▶ [REQUEST] Collect all lines from the records below that include the word "decoder".

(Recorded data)
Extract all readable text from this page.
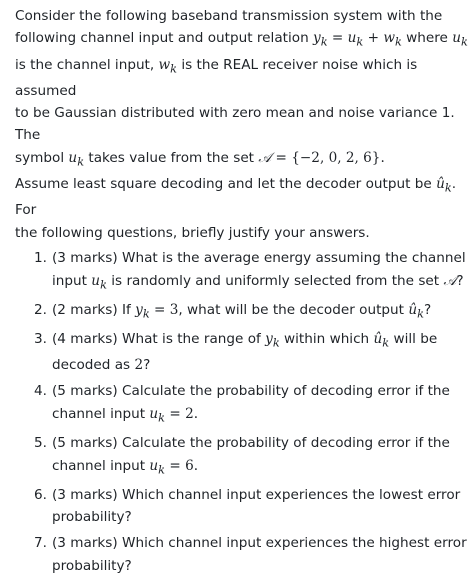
Consider the following baseband transmission system with the
following channel input and output relation $y_k = u_k + w_k$ where $u_k$
is the channel input, $w_k$ is the REAL receiver noise which is assumed
to be Gaussian distributed with zero mean and noise variance 1. The
symbol $u_k$ takes value from the set 𝒜 = {−2, 0, 2, 6}.
Assume least square decoding and let the decoder output be $û_k$. For
the following questions, briefly justify your answers.

1. (3 marks) What is the average energy assuming the channel
input $u_k$ is randomly and uniformly selected from the set 𝒜?
2. (2 marks) If $y_k = 3$, what will be the decoder output $û_k$?
3. (4 marks) What is the range of $y_k$ within which $û_k$ will be
decoded as 2?
4. (5 marks) Calculate the probability of decoding error if the
channel input $u_k = 2$.
5. (5 marks) Calculate the probability of decoding error if the
channel input $u_k = 6$.
6. (3 marks) Which channel input experiences the lowest error
probability?
7. (3 marks) Which channel input experiences the highest error
probability?
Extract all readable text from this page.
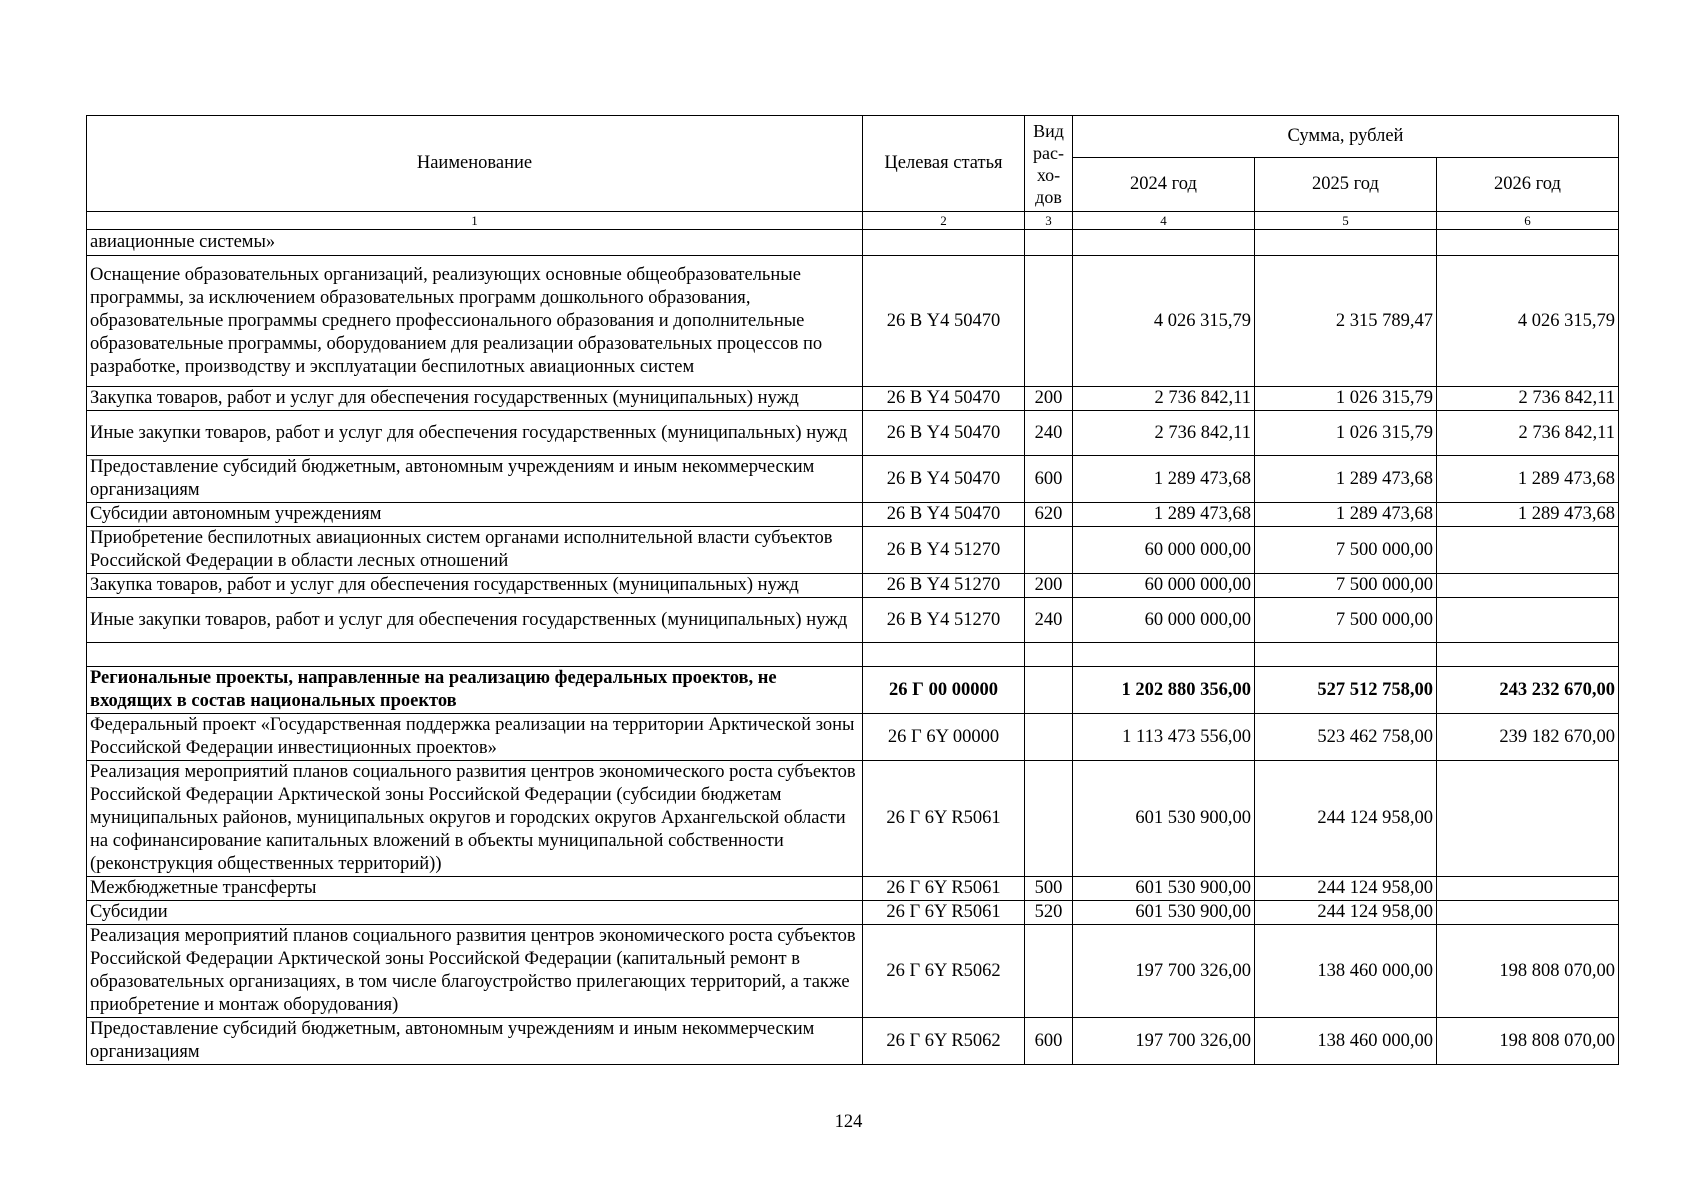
Наименование	Целевая статья	Вид рас- хо- дов	Сумма, рублей		
			2024 год	2025 год	2026 год
1	2	3	4	5	6
авиационные системы»					
Оснащение образовательных организаций, реализующих основные общеобразовательные программы, за исключением образовательных программ дошкольного образования, образовательные программы среднего профессионального образования и дополнительные образовательные программы, оборудованием для реализации образовательных процессов по разработке, производству и эксплуатации беспилотных авиационных систем	26 В Y4 50470		4 026 315,79	2 315 789,47	4 026 315,79
Закупка товаров, работ и услуг для обеспечения государственных (муниципальных) нужд	26 В Y4 50470	200	2 736 842,11	1 026 315,79	2 736 842,11
Иные закупки товаров, работ и услуг для обеспечения государственных (муниципальных) нужд	26 В Y4 50470	240	2 736 842,11	1 026 315,79	2 736 842,11
Предоставление субсидий бюджетным, автономным учреждениям и иным некоммерческим организациям	26 В Y4 50470	600	1 289 473,68	1 289 473,68	1 289 473,68
Субсидии автономным учреждениям	26 В Y4 50470	620	1 289 473,68	1 289 473,68	1 289 473,68
Приобретение беспилотных авиационных систем органами исполнительной власти субъектов Российской Федерации в области лесных отношений	26 В Y4 51270		60 000 000,00	7 500 000,00	
Закупка товаров, работ и услуг для обеспечения государственных (муниципальных) нужд	26 В Y4 51270	200	60 000 000,00	7 500 000,00	
Иные закупки товаров, работ и услуг для обеспечения государственных (муниципальных) нужд	26 В Y4 51270	240	60 000 000,00	7 500 000,00	

Региональные проекты, направленные на реализацию федеральных проектов, не входящих в состав национальных проектов	26 Г 00 00000		1 202 880 356,00	527 512 758,00	243 232 670,00
Федеральный проект «Государственная поддержка реализации на территории Арктической зоны Российской Федерации инвестиционных проектов»	26 Г 6Y 00000		1 113 473 556,00	523 462 758,00	239 182 670,00
Реализация мероприятий планов социального развития центров экономического роста субъектов Российской Федерации Арктической зоны Российской Федерации (субсидии бюджетам муниципальных районов, муниципальных округов и городских округов Архангельской области на софинансирование капитальных вложений в объекты муниципальной собственности (реконструкция общественных территорий))	26 Г 6Y R5061		601 530 900,00	244 124 958,00	
Межбюджетные трансферты	26 Г 6Y R5061	500	601 530 900,00	244 124 958,00	
Субсидии	26 Г 6Y R5061	520	601 530 900,00	244 124 958,00	
Реализация мероприятий планов социального развития центров экономического роста субъектов Российской Федерации Арктической зоны Российской Федерации (капитальный ремонт в образовательных организациях, в том числе благоустройство прилегающих территорий, а также приобретение и монтаж оборудования)	26 Г 6Y R5062		197 700 326,00	138 460 000,00	198 808 070,00
Предоставление субсидий бюджетным, автономным учреждениям и иным некоммерческим организациям	26 Г 6Y R5062	600	197 700 326,00	138 460 000,00	198 808 070,00
124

▶ [RESULT FOR THIS EXERCISE]
Assume least square decoding and let the decoder output be $û_k$. For
2. (2 marks) If $y_k = 3$, what will be the decoder output $û_k$?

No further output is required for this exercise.